• _Exercise task_
A faithful transcription of all the data is required.

• _Provided records_
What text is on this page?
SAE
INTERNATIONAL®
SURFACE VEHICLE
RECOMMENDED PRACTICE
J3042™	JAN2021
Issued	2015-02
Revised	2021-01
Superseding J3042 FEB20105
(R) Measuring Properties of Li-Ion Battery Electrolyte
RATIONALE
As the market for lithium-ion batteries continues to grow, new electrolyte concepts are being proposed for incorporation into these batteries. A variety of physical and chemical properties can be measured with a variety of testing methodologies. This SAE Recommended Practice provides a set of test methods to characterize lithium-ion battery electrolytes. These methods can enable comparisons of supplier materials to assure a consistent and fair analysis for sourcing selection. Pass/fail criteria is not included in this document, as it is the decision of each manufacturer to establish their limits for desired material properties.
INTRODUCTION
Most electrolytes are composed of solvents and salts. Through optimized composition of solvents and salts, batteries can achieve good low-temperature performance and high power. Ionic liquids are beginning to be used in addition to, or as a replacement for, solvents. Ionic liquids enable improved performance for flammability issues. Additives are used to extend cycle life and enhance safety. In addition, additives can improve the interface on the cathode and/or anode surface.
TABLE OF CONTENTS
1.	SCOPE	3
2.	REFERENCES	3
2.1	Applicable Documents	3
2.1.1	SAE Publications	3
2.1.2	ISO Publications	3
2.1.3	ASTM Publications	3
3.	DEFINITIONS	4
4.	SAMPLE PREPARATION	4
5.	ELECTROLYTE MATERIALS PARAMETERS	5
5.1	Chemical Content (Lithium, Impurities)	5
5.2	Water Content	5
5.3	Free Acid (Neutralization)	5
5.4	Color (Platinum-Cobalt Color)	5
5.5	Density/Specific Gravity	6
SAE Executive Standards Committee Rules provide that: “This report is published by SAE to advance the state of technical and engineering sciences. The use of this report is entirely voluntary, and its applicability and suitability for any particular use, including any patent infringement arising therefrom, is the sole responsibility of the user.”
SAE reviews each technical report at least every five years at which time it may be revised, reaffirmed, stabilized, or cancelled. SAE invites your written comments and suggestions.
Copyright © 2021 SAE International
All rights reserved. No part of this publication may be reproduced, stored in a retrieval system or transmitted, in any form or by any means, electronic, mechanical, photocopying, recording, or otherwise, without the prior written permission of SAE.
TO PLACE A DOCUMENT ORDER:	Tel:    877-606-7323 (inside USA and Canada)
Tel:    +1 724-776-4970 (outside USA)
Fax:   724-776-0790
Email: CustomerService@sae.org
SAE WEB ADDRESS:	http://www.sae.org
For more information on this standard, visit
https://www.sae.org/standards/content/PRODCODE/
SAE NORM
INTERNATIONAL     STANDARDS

• _Solution for this task_
What text is on this page?
SAE
INTERNATIONAL®
SURFACE VEHICLE
RECOMMENDED PRACTICE
J3042™	JAN2021
Issued	2015-02
Revised	2021-01
Superseding J3042 FEB20105
(R) Measuring Properties of Li-Ion Battery Electrolyte
RATIONALE
As the market for lithium-ion batteries continues to grow, new electrolyte concepts are being proposed for incorporation into these batteries. A variety of physical and chemical properties can be measured with a variety of testing methodologies. This SAE Recommended Practice provides a set of test methods to characterize lithium-ion battery electrolytes. These methods can enable comparisons of supplier materials to assure a consistent and fair analysis for sourcing selection. Pass/fail criteria is not included in this document, as it is the decision of each manufacturer to establish their limits for desired material properties.
INTRODUCTION
Most electrolytes are composed of solvents and salts. Through optimized composition of solvents and salts, batteries can achieve good low-temperature performance and high power. Ionic liquids are beginning to be used in addition to, or as a replacement for, solvents. Ionic liquids enable improved performance for flammability issues. Additives are used to extend cycle life and enhance safety. In addition, additives can improve the interface on the cathode and/or anode surface.
TABLE OF CONTENTS
1.	SCOPE	3
2.	REFERENCES	3
2.1	Applicable Documents	3
2.1.1	SAE Publications	3
2.1.2	ISO Publications	3
2.1.3	ASTM Publications	3
3.	DEFINITIONS	4
4.	SAMPLE PREPARATION	4
5.	ELECTROLYTE MATERIALS PARAMETERS	5
5.1	Chemical Content (Lithium, Impurities)	5
5.2	Water Content	5
5.3	Free Acid (Neutralization)	5
5.4	Color (Platinum-Cobalt Color)	5
5.5	Density/Specific Gravity	6
SAE Executive Standards Committee Rules provide that: “This report is published by SAE to advance the state of technical and engineering sciences. The use of this report is entirely voluntary, and its applicability and suitability for any particular use, including any patent infringement arising therefrom, is the sole responsibility of the user.”
SAE reviews each technical report at least every five years at which time it may be revised, reaffirmed, stabilized, or cancelled. SAE invites your written comments and suggestions.
Copyright © 2021 SAE International
All rights reserved. No part of this publication may be reproduced, stored in a retrieval system or transmitted, in any form or by any means, electronic, mechanical, photocopying, recording, or otherwise, without the prior written permission of SAE.
TO PLACE A DOCUMENT ORDER:	Tel:    877-606-7323 (inside USA and Canada)
Tel:    +1 724-776-4970 (outside USA)
Fax:   724-776-0790
Email: CustomerService@sae.org
SAE WEB ADDRESS:	http://www.sae.org
For more information on this standard, visit
https://www.sae.org/standards/content/PRODCODE/
SAE NORM
INTERNATIONAL     STANDARDS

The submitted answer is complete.